Your objective: Omit all pictures. Quote only the lines from the one with "Convert this document image to plain text." through the end of the material below.

Task data:
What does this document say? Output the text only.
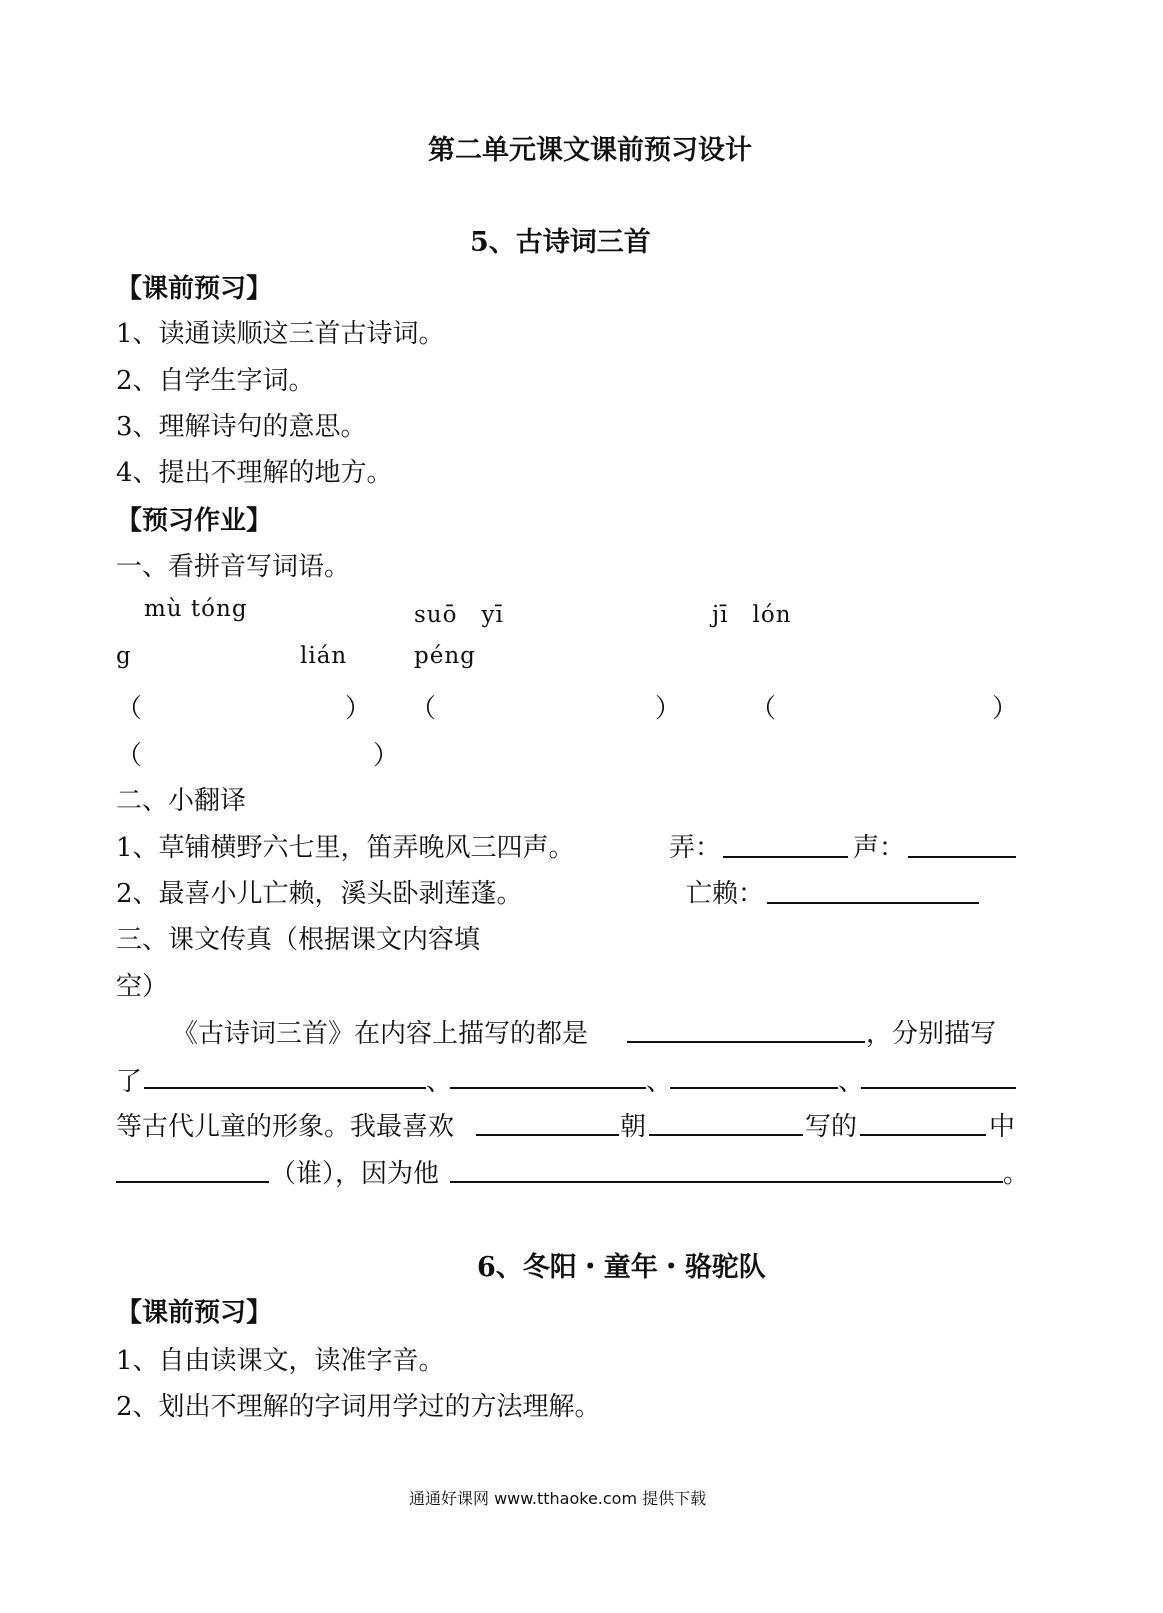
第二单元课文课前预习设计
5、古诗词三首
【课前预习】
1、读通读顺这三首古诗词。
2、自学生字词。
3、理解诗句的意思。
4、提出不理解的地方。
【预习作业】
一、看拼音写词语。
mù tóng	suō　yī	jī　lón
g	lián	péng
（	） （	）	（	）
（	）
二、小翻译
1、草铺横野六七里，笛弄晚风三四声。	弄：	声：
2、最喜小儿亡赖，溪头卧剥莲蓬。	亡赖：
三、课文传真（根据课文内容填
空）
《古诗词三首》在内容上描写的都是	，分别描写
了	、	、	、
等古代儿童的形象。我最喜欢	朝	写的	中
（谁），因为他	。
6、冬阳・童年・骆驼队
【课前预习】
1、自由读课文，读准字音。
2、划出不理解的字词用学过的方法理解。
通通好课网 www.tthaoke.com 提供下载
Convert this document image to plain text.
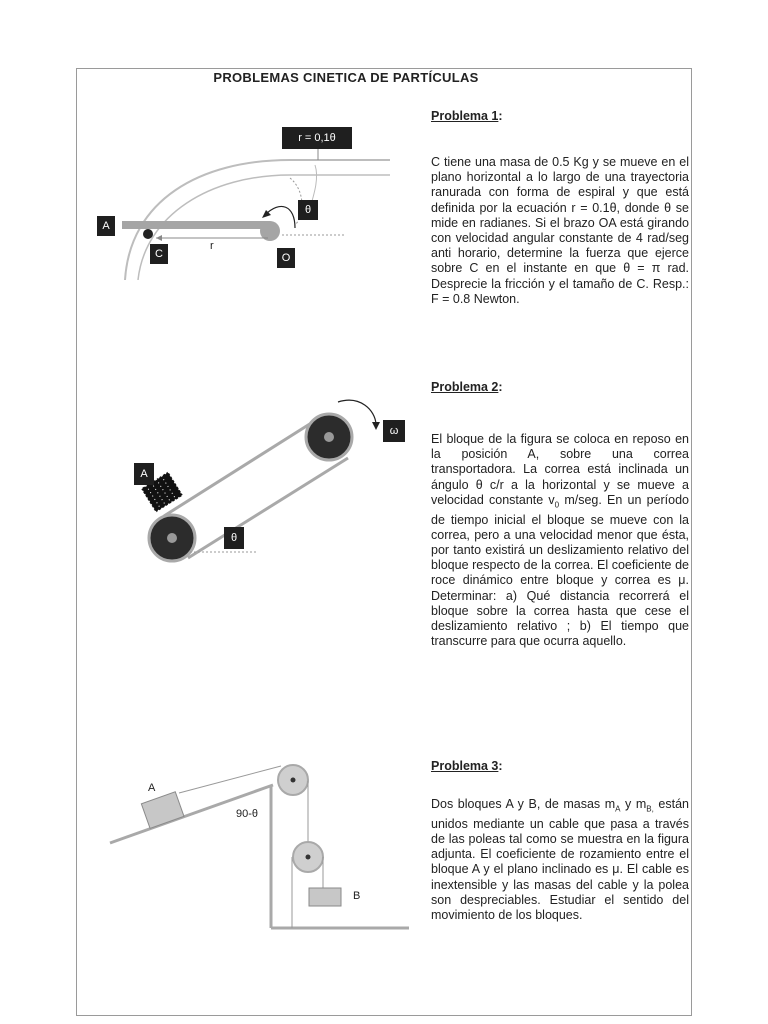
PROBLEMAS CINETICA DE PARTÍCULAS
r = 0,1θ
A
C	O
θ
r
Problema 1:
C tiene una masa de 0.5 Kg y se mueve en el plano horizontal a lo largo de una trayectoria ranurada con forma de espiral y que está definida por la ecuación r = 0.1θ, donde θ se mide en radianes. Si el brazo OA está girando con velocidad angular constante de 4 rad/seg anti horario, determine la fuerza que ejerce sobre C en el instante en que θ = π rad. Desprecie la fricción y el tamaño de C. Resp.: F = 0.8 Newton.
A
θ
ω
Problema 2:
El bloque de la figura se coloca en reposo en la posición A, sobre una correa transportadora. La correa está inclinada un ángulo θ c/r a la horizontal y se mueve a velocidad constante $v_0$ m/seg. En un período de tiempo inicial el bloque se mueve con la correa, pero a una velocidad menor que ésta, por tanto existirá un deslizamiento relativo del bloque respecto de la correa. El coeficiente de roce dinámico entre bloque y correa es μ. Determinar: a) Qué distancia recorrerá el bloque sobre la correa hasta que cese el deslizamiento relativo ; b) El tiempo que transcurre para que ocurra aquello.
A
B
90-θ
Problema 3:
Dos bloques A y B, de masas $m_A$ y $m_{B,}$ están unidos mediante un cable que pasa a través de las poleas tal como se muestra en la figura adjunta. El coeficiente de rozamiento entre el bloque A y el plano inclinado es μ. El cable es inextensible y las masas del cable y la polea son despreciables. Estudiar el sentido del movimiento de los bloques.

Solution to this problem:
Convert this document image to plain text.
PROBLEMAS CINETICA DE PARTÍCULAS
r = 0,1θ
A
C	O
θ
r
Problema 1:
C tiene una masa de 0.5 Kg y se mueve en el plano horizontal a lo largo de una trayectoria ranurada con forma de espiral y que está definida por la ecuación r = 0.1θ, donde θ se mide en radianes. Si el brazo OA está girando con velocidad angular constante de 4 rad/seg anti horario, determine la fuerza que ejerce sobre C en el instante en que θ = π rad. Desprecie la fricción y el tamaño de C. Resp.: F = 0.8 Newton.
A
θ
ω
Problema 2:
El bloque de la figura se coloca en reposo en la posición A, sobre una correa transportadora. La correa está inclinada un ángulo θ c/r a la horizontal y se mueve a velocidad constante $v_0$ m/seg. En un período de tiempo inicial el bloque se mueve con la correa, pero a una velocidad menor que ésta, por tanto existirá un deslizamiento relativo del bloque respecto de la correa. El coeficiente de roce dinámico entre bloque y correa es μ. Determinar: a) Qué distancia recorrerá el bloque sobre la correa hasta que cese el deslizamiento relativo ; b) El tiempo que transcurre para que ocurra aquello.
A
B
90-θ
Problema 3:
Dos bloques A y B, de masas $m_A$ y $m_{B,}$ están unidos mediante un cable que pasa a través de las poleas tal como se muestra en la figura adjunta. El coeficiente de rozamiento entre el bloque A y el plano inclinado es μ. El cable es inextensible y las masas del cable y la polea son despreciables. Estudiar el sentido del movimiento de los bloques.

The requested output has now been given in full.